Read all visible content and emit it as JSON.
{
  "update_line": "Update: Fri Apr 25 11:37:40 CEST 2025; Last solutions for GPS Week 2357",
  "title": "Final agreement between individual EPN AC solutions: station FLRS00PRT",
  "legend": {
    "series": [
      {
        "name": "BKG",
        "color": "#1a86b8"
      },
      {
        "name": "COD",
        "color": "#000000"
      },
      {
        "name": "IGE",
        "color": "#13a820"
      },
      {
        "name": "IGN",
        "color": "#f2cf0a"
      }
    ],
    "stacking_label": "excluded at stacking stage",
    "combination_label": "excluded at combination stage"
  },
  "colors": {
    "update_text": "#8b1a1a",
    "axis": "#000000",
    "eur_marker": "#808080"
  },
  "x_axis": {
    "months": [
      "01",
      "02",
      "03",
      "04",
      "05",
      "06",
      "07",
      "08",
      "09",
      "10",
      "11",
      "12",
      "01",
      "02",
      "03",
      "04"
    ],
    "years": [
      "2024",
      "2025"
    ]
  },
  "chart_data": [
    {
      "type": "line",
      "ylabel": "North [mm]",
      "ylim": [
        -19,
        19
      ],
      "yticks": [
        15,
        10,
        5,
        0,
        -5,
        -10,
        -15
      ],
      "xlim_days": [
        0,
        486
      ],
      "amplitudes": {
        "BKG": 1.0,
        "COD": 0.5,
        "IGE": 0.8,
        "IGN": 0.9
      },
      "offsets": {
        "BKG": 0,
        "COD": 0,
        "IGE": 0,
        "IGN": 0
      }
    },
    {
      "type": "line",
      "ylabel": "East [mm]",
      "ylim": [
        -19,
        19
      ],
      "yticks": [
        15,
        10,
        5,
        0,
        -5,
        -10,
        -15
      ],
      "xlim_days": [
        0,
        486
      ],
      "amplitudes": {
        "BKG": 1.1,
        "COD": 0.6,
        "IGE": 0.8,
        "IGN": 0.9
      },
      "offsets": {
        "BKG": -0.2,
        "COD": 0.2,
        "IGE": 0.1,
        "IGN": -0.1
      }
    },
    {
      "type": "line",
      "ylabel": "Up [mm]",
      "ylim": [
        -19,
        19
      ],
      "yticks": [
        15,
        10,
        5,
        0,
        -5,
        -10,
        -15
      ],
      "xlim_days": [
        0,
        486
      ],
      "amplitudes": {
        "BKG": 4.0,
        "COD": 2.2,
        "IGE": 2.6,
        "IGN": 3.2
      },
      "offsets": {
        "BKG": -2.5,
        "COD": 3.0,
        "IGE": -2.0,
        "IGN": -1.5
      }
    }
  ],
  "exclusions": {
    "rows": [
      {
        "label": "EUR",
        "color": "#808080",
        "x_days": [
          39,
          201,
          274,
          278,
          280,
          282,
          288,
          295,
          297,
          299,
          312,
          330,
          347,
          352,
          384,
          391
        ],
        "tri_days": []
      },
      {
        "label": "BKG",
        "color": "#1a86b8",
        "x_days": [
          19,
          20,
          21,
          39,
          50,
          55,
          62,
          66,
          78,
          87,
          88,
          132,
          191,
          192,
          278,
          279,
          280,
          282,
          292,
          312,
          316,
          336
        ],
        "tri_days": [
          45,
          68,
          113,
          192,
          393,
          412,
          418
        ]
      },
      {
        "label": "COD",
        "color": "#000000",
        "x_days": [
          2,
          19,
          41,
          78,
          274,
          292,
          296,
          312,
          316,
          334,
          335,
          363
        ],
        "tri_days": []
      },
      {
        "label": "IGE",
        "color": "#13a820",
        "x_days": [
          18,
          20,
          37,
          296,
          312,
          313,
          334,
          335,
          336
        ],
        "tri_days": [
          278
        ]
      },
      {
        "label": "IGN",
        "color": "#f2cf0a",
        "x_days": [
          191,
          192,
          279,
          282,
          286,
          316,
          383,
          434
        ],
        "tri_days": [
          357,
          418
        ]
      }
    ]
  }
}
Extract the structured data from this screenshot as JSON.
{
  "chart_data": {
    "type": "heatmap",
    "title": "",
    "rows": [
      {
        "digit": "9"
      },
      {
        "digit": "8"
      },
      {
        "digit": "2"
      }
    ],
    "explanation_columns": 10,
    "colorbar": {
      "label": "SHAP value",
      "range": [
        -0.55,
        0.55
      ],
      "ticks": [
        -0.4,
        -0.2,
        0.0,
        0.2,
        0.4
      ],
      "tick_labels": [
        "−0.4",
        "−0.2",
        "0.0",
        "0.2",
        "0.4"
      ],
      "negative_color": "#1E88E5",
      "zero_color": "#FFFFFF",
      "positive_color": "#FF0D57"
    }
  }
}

┄┄┄┄┄┄┄┄┄┄

• [Task objective]:
Look through the entries above and report the number of lines that contain "ylabel". Write only the number.

• [Task answer]:
3